Stored records —
■ ■ ■ ■ ■
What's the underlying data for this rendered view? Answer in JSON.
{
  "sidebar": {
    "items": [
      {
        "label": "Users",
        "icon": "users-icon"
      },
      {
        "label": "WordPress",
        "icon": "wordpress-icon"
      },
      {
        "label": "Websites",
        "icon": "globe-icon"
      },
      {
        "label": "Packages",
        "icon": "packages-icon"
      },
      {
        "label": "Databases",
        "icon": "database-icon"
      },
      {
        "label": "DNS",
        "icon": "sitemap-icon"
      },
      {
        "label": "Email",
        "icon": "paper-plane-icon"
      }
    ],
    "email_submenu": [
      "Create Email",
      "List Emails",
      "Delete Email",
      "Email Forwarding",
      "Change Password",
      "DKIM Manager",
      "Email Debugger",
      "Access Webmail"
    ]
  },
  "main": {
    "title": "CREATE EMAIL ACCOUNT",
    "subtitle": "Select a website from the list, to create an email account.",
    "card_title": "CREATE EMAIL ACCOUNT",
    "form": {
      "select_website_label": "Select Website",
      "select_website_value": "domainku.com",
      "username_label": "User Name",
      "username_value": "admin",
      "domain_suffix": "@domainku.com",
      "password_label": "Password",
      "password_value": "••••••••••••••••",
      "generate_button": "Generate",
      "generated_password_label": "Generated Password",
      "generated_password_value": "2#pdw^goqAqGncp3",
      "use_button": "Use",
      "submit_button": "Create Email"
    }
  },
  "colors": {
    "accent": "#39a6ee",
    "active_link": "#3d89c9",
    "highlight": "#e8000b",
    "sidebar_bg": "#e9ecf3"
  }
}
■ ■ ■ ■ ■
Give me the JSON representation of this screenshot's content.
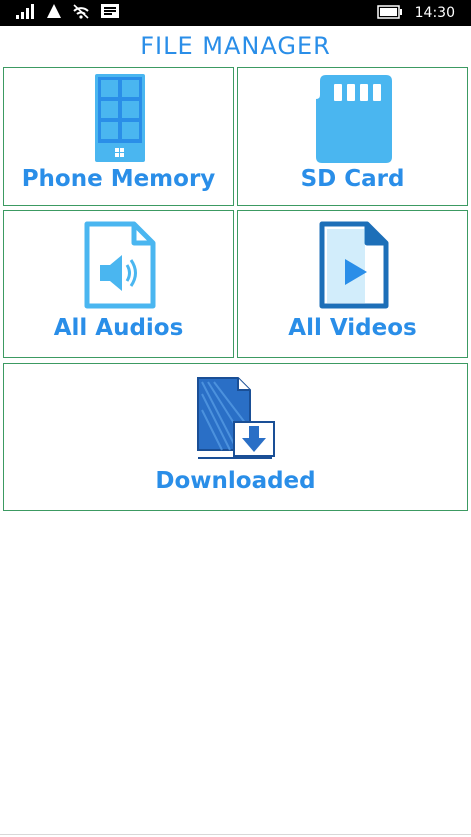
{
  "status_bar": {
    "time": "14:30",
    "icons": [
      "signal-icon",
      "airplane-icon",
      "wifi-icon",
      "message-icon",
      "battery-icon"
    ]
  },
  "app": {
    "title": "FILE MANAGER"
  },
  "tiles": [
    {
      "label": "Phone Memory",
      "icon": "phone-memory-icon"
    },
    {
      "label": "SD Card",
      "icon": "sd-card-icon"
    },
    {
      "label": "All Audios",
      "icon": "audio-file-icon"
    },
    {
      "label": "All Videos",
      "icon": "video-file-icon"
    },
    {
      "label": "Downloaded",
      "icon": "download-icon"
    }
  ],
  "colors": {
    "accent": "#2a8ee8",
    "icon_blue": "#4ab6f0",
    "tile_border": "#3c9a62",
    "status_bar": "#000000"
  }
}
■ ■ ■ ■ ■
Directions for this task — Select every line of the records holding the string "JSON".

Full solution —
What's the underlying data for this rendered view? Answer in JSON.
Give me the JSON representation of this screenshot's content.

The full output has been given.